• Problem to work on
Each line below that contains the word "Reflex" must be copied.

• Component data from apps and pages
Segment Open

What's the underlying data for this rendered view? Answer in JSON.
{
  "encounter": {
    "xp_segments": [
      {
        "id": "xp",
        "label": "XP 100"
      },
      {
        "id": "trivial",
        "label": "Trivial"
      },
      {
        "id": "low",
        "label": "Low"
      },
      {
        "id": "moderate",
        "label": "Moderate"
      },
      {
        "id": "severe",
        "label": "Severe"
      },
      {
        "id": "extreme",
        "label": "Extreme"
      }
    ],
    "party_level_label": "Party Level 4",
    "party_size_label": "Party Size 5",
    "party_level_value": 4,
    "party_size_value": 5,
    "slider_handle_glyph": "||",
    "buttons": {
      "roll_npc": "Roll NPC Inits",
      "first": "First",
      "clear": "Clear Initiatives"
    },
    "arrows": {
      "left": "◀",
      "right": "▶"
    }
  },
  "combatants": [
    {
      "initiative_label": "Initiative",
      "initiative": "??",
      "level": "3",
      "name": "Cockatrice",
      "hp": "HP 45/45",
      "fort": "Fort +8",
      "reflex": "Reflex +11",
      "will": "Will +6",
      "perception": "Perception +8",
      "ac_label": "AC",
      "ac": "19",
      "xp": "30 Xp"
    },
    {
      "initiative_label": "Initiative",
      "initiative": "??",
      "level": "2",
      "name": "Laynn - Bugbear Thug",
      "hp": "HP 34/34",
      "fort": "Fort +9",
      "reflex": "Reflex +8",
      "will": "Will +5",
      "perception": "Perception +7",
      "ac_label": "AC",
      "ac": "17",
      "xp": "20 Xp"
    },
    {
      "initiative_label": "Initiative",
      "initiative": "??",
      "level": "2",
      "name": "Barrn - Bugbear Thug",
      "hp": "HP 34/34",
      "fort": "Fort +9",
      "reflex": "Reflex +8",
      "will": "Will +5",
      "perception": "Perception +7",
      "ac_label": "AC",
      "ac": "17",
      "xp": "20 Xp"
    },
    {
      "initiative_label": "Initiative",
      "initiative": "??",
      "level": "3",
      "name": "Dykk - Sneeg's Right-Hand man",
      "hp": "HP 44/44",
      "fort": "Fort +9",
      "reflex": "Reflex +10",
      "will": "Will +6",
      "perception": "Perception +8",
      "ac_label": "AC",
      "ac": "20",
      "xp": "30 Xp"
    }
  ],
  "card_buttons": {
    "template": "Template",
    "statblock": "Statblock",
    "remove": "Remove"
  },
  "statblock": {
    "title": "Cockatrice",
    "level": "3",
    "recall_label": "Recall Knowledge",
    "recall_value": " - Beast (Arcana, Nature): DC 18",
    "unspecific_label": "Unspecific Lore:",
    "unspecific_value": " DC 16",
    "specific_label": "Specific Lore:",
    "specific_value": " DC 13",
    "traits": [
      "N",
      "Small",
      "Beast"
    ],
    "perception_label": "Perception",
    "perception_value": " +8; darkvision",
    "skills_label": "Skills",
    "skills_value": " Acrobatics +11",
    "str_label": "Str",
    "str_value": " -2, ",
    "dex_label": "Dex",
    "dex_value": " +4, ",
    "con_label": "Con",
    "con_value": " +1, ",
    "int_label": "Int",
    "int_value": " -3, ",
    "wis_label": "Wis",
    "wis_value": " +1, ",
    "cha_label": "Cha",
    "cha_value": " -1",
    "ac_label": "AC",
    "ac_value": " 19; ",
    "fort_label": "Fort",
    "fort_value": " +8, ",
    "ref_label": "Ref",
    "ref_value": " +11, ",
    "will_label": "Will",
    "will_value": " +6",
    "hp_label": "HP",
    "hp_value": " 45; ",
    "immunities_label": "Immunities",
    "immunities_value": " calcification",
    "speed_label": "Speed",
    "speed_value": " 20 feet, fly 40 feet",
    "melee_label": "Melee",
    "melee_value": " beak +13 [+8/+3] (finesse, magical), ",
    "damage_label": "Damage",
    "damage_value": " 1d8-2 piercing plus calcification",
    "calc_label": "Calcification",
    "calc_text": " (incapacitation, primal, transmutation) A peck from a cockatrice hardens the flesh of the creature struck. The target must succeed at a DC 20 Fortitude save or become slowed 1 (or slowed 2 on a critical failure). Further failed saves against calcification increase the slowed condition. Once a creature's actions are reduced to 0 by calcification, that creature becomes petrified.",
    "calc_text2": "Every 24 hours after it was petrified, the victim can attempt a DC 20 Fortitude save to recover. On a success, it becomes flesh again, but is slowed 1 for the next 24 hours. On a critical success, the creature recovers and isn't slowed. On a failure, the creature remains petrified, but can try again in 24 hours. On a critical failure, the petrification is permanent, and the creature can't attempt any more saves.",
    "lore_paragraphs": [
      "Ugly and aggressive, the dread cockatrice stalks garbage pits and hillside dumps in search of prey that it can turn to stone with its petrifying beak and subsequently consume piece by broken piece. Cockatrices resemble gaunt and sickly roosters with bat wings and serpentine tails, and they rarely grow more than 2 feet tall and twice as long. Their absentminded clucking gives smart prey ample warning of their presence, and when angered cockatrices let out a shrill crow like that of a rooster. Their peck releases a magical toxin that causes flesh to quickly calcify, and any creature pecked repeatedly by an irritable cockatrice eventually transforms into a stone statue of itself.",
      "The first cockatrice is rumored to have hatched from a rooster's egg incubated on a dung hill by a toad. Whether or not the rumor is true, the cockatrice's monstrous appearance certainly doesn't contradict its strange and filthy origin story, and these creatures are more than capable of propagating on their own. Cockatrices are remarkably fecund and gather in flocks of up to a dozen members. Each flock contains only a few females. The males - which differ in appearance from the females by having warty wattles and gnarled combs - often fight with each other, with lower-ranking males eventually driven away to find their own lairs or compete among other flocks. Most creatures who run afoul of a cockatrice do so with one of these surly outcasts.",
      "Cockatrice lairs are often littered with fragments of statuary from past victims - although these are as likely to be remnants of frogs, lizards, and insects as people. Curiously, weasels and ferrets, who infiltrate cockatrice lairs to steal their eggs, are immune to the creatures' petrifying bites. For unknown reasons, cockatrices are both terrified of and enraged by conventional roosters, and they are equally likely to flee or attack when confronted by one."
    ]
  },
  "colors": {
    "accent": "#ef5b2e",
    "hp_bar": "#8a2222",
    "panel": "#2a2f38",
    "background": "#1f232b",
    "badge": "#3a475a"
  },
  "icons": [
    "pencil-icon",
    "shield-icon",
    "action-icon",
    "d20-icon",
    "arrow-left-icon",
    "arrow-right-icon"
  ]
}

Segment Closed

• Result for this exercise
      "reflex": "Reflex +11",
      "reflex": "Reflex +8",
      "reflex": "Reflex +8",
      "reflex": "Reflex +10",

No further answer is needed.